◆ **Work to complete**
Leaving out every picture, quote the data below exactly as it appears.
<<<<
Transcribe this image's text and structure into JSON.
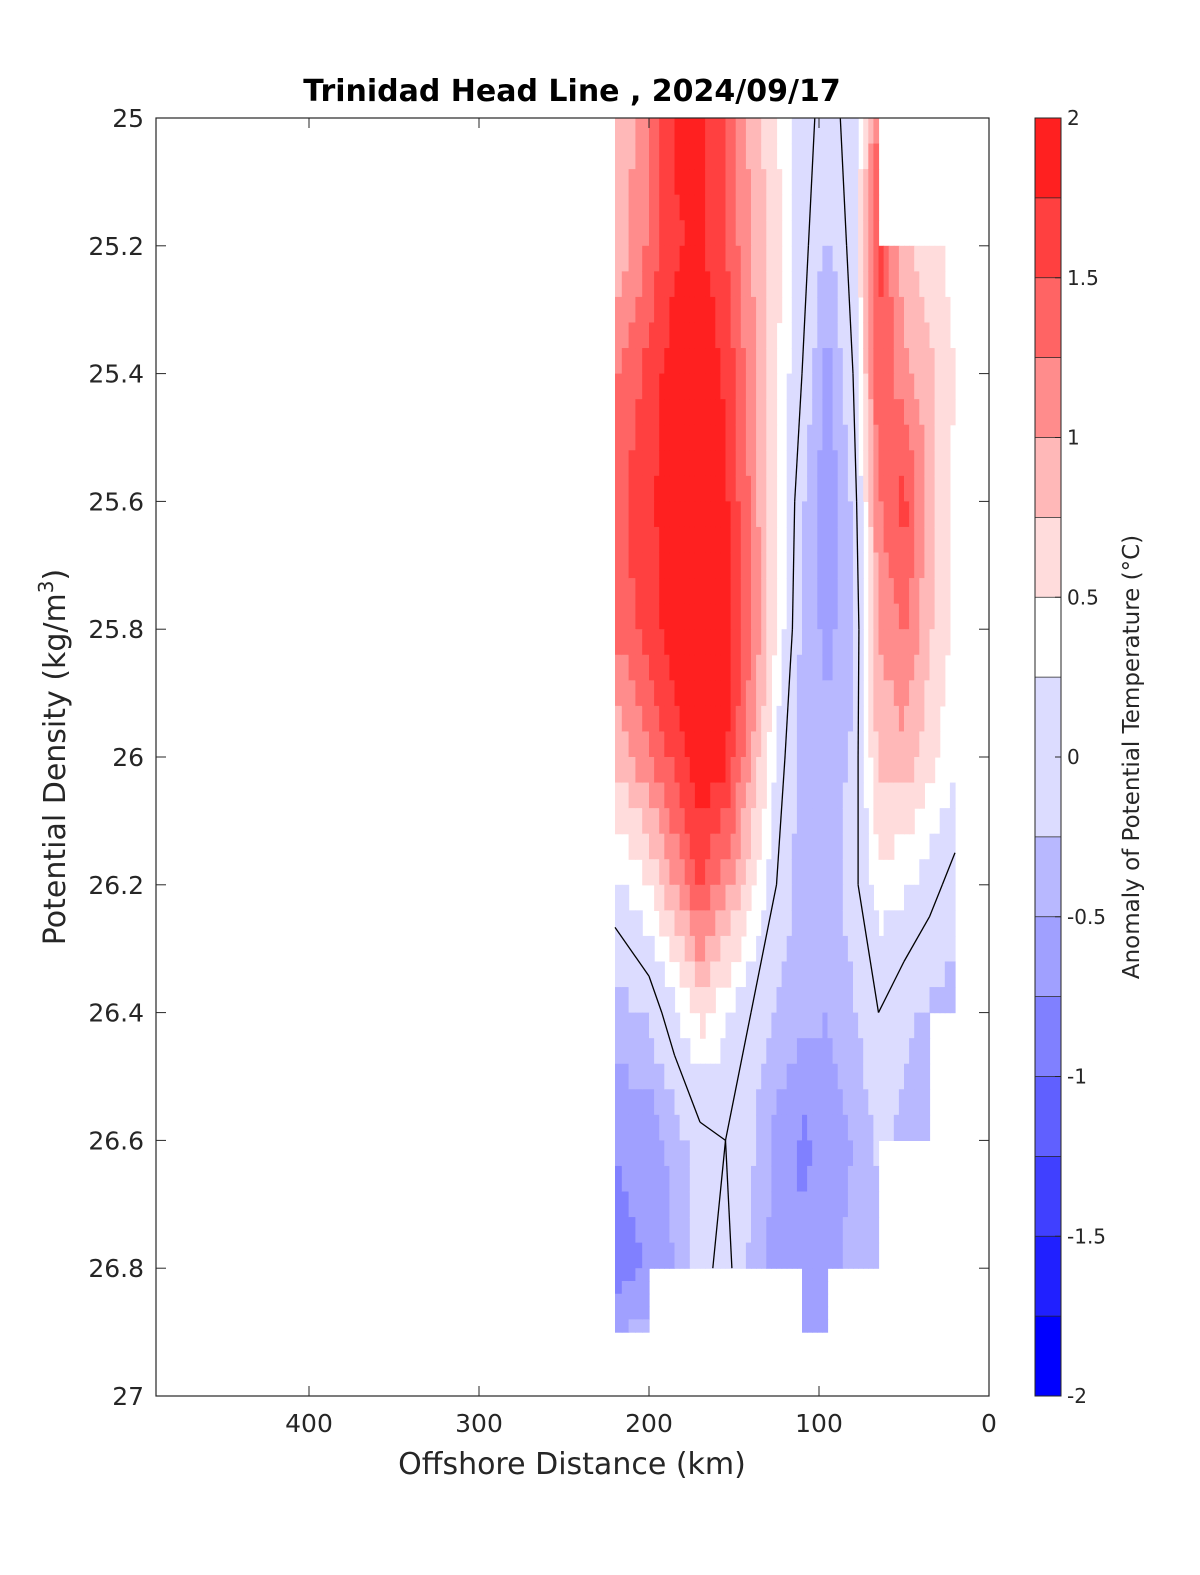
{
  "chart_data": {
    "type": "contour",
    "title": "Trinidad Head Line , 2024/09/17",
    "xlabel": "Offshore Distance (km)",
    "ylabel_main": "Potential Density (kg/m",
    "ylabel_sup": "3",
    "ylabel_close": ")",
    "colorbar_label": "Anomaly of Potential Temperature (°C)",
    "xlim": [
      490,
      0
    ],
    "ylim": [
      25,
      27
    ],
    "y_reversed": true,
    "x_ticks": [
      400,
      300,
      200,
      100,
      0
    ],
    "y_ticks": [
      25,
      25.2,
      25.4,
      25.6,
      25.8,
      26,
      26.2,
      26.4,
      26.6,
      26.8,
      27
    ],
    "x_tick_labels": [
      "400",
      "300",
      "200",
      "100",
      "0"
    ],
    "y_tick_labels": [
      "25",
      "25.2",
      "25.4",
      "25.6",
      "25.8",
      "26",
      "26.2",
      "26.4",
      "26.6",
      "26.8",
      "27"
    ],
    "colorbar_ticks": [
      2,
      1.5,
      1,
      0.5,
      0,
      -0.5,
      -1,
      -1.5,
      -2
    ],
    "colorbar_tick_labels": [
      "2",
      "1.5",
      "1",
      "0.5",
      "0",
      "-0.5",
      "-1",
      "-1.5",
      "-2"
    ],
    "contour_levels": [
      -2,
      -1.75,
      -1.5,
      -1.25,
      -1,
      -0.75,
      -0.5,
      -0.25,
      0.25,
      0.5,
      0.75,
      1,
      1.25,
      1.5,
      1.75,
      2
    ],
    "colormap": [
      "#0000ff",
      "#2020ff",
      "#4040ff",
      "#6060ff",
      "#8080ff",
      "#a0a0ff",
      "#b8b8ff",
      "#dcdcff",
      "#ffffff",
      "#ffdcdc",
      "#ffb8b8",
      "#ff8c8c",
      "#ff6464",
      "#ff4040",
      "#ff2020",
      "#ff0000"
    ],
    "grid": false,
    "x_stations": [
      220,
      200,
      185,
      170,
      155,
      140,
      125,
      110,
      95,
      80,
      65,
      50,
      35,
      20
    ],
    "y_levels": [
      25.0,
      25.2,
      25.4,
      25.6,
      25.8,
      26.0,
      26.2,
      26.4,
      26.6,
      26.8,
      26.9
    ],
    "anomaly_grid": [
      [
        0.7,
        1.2,
        1.8,
        1.8,
        1.5,
        0.9,
        0.5,
        0.1,
        -0.1,
        0.1,
        1.3,
        null,
        null,
        null
      ],
      [
        0.8,
        1.3,
        1.7,
        1.8,
        1.5,
        1.0,
        0.6,
        0.1,
        -0.3,
        0.1,
        1.6,
        0.8,
        0.6,
        0.4
      ],
      [
        1.2,
        1.6,
        1.9,
        2.0,
        1.7,
        1.1,
        0.5,
        0.0,
        -0.6,
        0.0,
        1.5,
        1.1,
        0.8,
        0.5
      ],
      [
        1.4,
        1.7,
        1.9,
        2.1,
        1.8,
        1.2,
        0.5,
        -0.2,
        -0.7,
        -0.2,
        1.2,
        1.6,
        0.9,
        0.4
      ],
      [
        1.3,
        1.6,
        1.9,
        2.1,
        1.9,
        1.3,
        0.5,
        -0.3,
        -0.6,
        -0.3,
        1.0,
        1.3,
        0.8,
        0.4
      ],
      [
        0.8,
        1.2,
        1.6,
        2.0,
        1.8,
        1.0,
        0.2,
        -0.4,
        -0.4,
        -0.2,
        0.8,
        0.9,
        0.6,
        0.3
      ],
      [
        0.2,
        0.5,
        1.0,
        1.5,
        1.1,
        0.6,
        0.0,
        -0.4,
        -0.4,
        -0.1,
        0.4,
        0.3,
        0.1,
        -0.1
      ],
      [
        -0.4,
        -0.2,
        0.2,
        0.6,
        0.3,
        0.0,
        -0.3,
        -0.4,
        -0.5,
        -0.3,
        0.0,
        -0.2,
        -0.3,
        -0.4
      ],
      [
        -0.7,
        -0.7,
        -0.4,
        -0.1,
        0.0,
        -0.2,
        -0.6,
        -0.8,
        -0.7,
        -0.5,
        -0.2,
        -0.3,
        -0.4,
        null
      ],
      [
        -0.9,
        -0.7,
        -0.5,
        -0.1,
        0.1,
        -0.3,
        -0.6,
        -0.7,
        -0.6,
        -0.4,
        -0.3,
        null,
        null,
        null
      ],
      [
        -0.5,
        -0.4,
        null,
        null,
        null,
        null,
        null,
        -0.6,
        -0.5,
        null,
        null,
        null,
        null,
        null
      ]
    ]
  }
}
>>>>
◆ **Task output**
Transcribe this image's text and structure into JSON.
{
  "chart_data": {
    "type": "contour",
    "title": "Trinidad Head Line , 2024/09/17",
    "xlabel": "Offshore Distance (km)",
    "ylabel_main": "Potential Density (kg/m",
    "ylabel_sup": "3",
    "ylabel_close": ")",
    "colorbar_label": "Anomaly of Potential Temperature (°C)",
    "xlim": [
      490,
      0
    ],
    "ylim": [
      25,
      27
    ],
    "y_reversed": true,
    "x_ticks": [
      400,
      300,
      200,
      100,
      0
    ],
    "y_ticks": [
      25,
      25.2,
      25.4,
      25.6,
      25.8,
      26,
      26.2,
      26.4,
      26.6,
      26.8,
      27
    ],
    "x_tick_labels": [
      "400",
      "300",
      "200",
      "100",
      "0"
    ],
    "y_tick_labels": [
      "25",
      "25.2",
      "25.4",
      "25.6",
      "25.8",
      "26",
      "26.2",
      "26.4",
      "26.6",
      "26.8",
      "27"
    ],
    "colorbar_ticks": [
      2,
      1.5,
      1,
      0.5,
      0,
      -0.5,
      -1,
      -1.5,
      -2
    ],
    "colorbar_tick_labels": [
      "2",
      "1.5",
      "1",
      "0.5",
      "0",
      "-0.5",
      "-1",
      "-1.5",
      "-2"
    ],
    "contour_levels": [
      -2,
      -1.75,
      -1.5,
      -1.25,
      -1,
      -0.75,
      -0.5,
      -0.25,
      0.25,
      0.5,
      0.75,
      1,
      1.25,
      1.5,
      1.75,
      2
    ],
    "colormap": [
      "#0000ff",
      "#2020ff",
      "#4040ff",
      "#6060ff",
      "#8080ff",
      "#a0a0ff",
      "#b8b8ff",
      "#dcdcff",
      "#ffffff",
      "#ffdcdc",
      "#ffb8b8",
      "#ff8c8c",
      "#ff6464",
      "#ff4040",
      "#ff2020",
      "#ff0000"
    ],
    "grid": false,
    "x_stations": [
      220,
      200,
      185,
      170,
      155,
      140,
      125,
      110,
      95,
      80,
      65,
      50,
      35,
      20
    ],
    "y_levels": [
      25.0,
      25.2,
      25.4,
      25.6,
      25.8,
      26.0,
      26.2,
      26.4,
      26.6,
      26.8,
      26.9
    ],
    "anomaly_grid": [
      [
        0.7,
        1.2,
        1.8,
        1.8,
        1.5,
        0.9,
        0.5,
        0.1,
        -0.1,
        0.1,
        1.3,
        null,
        null,
        null
      ],
      [
        0.8,
        1.3,
        1.7,
        1.8,
        1.5,
        1.0,
        0.6,
        0.1,
        -0.3,
        0.1,
        1.6,
        0.8,
        0.6,
        0.4
      ],
      [
        1.2,
        1.6,
        1.9,
        2.0,
        1.7,
        1.1,
        0.5,
        0.0,
        -0.6,
        0.0,
        1.5,
        1.1,
        0.8,
        0.5
      ],
      [
        1.4,
        1.7,
        1.9,
        2.1,
        1.8,
        1.2,
        0.5,
        -0.2,
        -0.7,
        -0.2,
        1.2,
        1.6,
        0.9,
        0.4
      ],
      [
        1.3,
        1.6,
        1.9,
        2.1,
        1.9,
        1.3,
        0.5,
        -0.3,
        -0.6,
        -0.3,
        1.0,
        1.3,
        0.8,
        0.4
      ],
      [
        0.8,
        1.2,
        1.6,
        2.0,
        1.8,
        1.0,
        0.2,
        -0.4,
        -0.4,
        -0.2,
        0.8,
        0.9,
        0.6,
        0.3
      ],
      [
        0.2,
        0.5,
        1.0,
        1.5,
        1.1,
        0.6,
        0.0,
        -0.4,
        -0.4,
        -0.1,
        0.4,
        0.3,
        0.1,
        -0.1
      ],
      [
        -0.4,
        -0.2,
        0.2,
        0.6,
        0.3,
        0.0,
        -0.3,
        -0.4,
        -0.5,
        -0.3,
        0.0,
        -0.2,
        -0.3,
        -0.4
      ],
      [
        -0.7,
        -0.7,
        -0.4,
        -0.1,
        0.0,
        -0.2,
        -0.6,
        -0.8,
        -0.7,
        -0.5,
        -0.2,
        -0.3,
        -0.4,
        null
      ],
      [
        -0.9,
        -0.7,
        -0.5,
        -0.1,
        0.1,
        -0.3,
        -0.6,
        -0.7,
        -0.6,
        -0.4,
        -0.3,
        null,
        null,
        null
      ],
      [
        -0.5,
        -0.4,
        null,
        null,
        null,
        null,
        null,
        -0.6,
        -0.5,
        null,
        null,
        null,
        null,
        null
      ]
    ]
  }
}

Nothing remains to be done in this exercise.